### Directions
Copy every line of the following data that includes the string "inner".

Data entries:
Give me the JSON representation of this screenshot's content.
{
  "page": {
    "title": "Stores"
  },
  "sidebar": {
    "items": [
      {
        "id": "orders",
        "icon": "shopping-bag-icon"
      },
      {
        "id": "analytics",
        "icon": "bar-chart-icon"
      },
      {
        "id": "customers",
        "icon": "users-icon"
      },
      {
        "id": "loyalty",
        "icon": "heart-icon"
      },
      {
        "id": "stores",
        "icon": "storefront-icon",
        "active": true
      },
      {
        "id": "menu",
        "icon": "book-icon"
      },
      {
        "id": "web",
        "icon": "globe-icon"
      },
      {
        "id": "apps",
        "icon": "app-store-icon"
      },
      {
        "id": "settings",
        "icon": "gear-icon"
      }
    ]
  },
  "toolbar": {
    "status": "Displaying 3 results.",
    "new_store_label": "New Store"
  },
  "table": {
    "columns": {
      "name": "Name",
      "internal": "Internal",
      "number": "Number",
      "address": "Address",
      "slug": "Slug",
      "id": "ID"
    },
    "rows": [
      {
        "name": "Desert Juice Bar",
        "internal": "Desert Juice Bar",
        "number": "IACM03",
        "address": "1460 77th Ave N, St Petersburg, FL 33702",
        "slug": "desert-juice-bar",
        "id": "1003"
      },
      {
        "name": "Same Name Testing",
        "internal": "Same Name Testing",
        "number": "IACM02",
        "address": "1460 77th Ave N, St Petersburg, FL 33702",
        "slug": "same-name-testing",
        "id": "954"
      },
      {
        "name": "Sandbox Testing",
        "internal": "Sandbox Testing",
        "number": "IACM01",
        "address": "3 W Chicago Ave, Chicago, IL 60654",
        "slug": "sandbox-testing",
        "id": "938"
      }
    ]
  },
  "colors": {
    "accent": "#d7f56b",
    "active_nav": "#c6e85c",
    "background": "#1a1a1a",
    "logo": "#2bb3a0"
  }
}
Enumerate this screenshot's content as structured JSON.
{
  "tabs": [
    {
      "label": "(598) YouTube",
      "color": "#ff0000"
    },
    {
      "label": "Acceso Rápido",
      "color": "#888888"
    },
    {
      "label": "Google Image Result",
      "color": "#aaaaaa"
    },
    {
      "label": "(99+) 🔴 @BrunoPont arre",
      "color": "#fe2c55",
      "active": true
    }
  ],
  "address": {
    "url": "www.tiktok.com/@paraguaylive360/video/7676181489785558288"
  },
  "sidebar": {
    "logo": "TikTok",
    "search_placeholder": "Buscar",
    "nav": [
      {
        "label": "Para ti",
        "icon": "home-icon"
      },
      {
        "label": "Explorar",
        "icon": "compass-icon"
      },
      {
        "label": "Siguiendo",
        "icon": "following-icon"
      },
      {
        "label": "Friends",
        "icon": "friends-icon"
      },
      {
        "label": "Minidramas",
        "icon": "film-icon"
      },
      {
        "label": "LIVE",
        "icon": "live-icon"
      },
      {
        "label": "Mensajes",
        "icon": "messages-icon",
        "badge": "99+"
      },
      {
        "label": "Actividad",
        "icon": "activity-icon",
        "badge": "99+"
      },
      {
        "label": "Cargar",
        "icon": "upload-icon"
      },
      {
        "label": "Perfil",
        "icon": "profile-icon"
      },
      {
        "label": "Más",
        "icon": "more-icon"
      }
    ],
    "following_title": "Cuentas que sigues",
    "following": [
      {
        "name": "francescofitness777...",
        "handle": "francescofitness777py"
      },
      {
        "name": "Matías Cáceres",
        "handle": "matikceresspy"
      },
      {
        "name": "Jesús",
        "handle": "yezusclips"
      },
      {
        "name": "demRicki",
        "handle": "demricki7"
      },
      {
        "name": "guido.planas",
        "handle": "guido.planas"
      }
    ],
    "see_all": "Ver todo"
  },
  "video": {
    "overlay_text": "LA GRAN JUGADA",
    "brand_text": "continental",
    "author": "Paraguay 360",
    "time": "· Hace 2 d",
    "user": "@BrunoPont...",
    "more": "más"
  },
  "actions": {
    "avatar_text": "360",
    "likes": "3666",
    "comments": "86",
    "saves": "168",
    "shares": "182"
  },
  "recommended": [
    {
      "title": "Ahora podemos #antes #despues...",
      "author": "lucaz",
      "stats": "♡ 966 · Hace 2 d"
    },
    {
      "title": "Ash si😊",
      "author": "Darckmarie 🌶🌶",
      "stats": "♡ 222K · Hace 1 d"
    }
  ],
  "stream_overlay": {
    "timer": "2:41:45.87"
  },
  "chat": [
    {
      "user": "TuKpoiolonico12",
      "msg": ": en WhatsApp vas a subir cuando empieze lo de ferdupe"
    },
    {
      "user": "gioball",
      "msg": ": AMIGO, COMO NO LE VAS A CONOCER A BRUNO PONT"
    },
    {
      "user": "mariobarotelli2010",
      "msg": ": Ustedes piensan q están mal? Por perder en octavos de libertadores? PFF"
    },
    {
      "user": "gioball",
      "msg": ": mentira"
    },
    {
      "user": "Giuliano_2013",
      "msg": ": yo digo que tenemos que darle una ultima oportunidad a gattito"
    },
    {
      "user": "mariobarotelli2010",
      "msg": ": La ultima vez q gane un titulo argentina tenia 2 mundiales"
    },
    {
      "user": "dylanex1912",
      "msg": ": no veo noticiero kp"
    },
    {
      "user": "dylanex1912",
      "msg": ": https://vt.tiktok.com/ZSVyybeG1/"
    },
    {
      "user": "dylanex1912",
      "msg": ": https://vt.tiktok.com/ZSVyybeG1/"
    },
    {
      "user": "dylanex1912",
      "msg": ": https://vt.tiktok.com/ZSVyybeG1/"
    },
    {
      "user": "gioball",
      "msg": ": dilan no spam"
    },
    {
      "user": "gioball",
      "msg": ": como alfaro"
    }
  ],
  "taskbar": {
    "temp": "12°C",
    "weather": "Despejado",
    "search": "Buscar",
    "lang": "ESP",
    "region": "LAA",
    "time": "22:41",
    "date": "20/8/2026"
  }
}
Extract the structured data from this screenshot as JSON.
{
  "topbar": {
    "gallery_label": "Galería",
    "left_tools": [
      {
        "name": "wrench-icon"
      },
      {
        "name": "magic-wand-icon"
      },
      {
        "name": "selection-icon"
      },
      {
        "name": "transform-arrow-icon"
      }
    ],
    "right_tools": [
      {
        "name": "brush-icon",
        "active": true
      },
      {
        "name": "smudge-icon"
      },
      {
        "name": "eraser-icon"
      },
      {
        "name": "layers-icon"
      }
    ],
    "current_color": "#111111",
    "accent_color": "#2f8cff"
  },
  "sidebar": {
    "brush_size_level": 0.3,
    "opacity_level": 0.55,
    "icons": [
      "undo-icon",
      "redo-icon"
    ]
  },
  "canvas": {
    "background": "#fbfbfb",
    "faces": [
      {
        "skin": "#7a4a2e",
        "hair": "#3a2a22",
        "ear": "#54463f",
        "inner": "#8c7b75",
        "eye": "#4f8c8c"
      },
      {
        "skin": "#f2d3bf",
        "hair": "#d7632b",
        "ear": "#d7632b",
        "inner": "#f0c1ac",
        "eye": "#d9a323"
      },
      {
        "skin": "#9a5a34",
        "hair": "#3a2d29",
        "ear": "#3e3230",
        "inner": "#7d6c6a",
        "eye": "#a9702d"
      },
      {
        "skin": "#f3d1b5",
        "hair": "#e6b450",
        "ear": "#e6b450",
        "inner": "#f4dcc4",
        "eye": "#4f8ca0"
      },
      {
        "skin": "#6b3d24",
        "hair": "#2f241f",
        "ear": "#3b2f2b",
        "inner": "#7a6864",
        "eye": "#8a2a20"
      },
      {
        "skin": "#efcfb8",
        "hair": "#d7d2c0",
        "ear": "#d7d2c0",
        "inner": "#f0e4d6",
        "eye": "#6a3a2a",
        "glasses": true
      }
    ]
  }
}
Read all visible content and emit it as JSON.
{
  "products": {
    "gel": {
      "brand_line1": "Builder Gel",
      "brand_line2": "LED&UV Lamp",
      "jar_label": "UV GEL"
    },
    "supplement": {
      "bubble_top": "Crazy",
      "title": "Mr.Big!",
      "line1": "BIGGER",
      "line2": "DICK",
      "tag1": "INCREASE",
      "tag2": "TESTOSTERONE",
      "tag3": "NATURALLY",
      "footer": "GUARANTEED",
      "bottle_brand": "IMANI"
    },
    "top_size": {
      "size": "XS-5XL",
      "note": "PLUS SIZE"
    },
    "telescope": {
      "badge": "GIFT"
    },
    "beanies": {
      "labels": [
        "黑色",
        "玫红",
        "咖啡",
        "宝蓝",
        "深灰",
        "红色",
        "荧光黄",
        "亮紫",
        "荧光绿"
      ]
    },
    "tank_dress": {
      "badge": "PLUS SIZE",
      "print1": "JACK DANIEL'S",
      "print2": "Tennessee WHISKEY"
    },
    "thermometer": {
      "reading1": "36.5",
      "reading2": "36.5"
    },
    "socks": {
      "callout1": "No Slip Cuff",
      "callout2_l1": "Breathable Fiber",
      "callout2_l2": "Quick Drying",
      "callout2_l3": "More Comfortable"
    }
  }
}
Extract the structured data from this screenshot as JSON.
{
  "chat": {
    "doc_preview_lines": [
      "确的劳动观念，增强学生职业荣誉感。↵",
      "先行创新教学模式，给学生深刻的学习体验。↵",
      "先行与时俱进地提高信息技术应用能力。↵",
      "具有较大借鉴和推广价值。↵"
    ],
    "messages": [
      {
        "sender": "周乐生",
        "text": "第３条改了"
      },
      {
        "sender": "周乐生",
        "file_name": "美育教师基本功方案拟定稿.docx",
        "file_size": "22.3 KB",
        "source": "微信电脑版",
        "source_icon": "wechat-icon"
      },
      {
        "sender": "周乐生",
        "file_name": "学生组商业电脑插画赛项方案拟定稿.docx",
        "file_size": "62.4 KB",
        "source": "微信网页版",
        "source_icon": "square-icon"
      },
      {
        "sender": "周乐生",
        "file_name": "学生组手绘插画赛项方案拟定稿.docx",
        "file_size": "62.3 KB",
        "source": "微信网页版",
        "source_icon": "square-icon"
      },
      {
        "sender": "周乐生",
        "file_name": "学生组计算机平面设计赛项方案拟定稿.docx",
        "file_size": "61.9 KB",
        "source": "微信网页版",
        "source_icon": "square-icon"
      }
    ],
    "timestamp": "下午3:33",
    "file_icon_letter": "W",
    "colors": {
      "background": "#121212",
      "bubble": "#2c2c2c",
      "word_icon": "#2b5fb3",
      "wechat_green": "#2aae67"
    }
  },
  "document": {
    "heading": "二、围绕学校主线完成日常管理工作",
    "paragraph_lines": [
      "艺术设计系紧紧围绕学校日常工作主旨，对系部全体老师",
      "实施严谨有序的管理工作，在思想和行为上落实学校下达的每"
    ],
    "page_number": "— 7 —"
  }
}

### Expected answer
        "inner": "#8c7b75",
        "inner": "#f0c1ac",
        "inner": "#7d6c6a",
        "inner": "#f4dcc4",
        "inner": "#7a6864",
        "inner": "#f0e4d6",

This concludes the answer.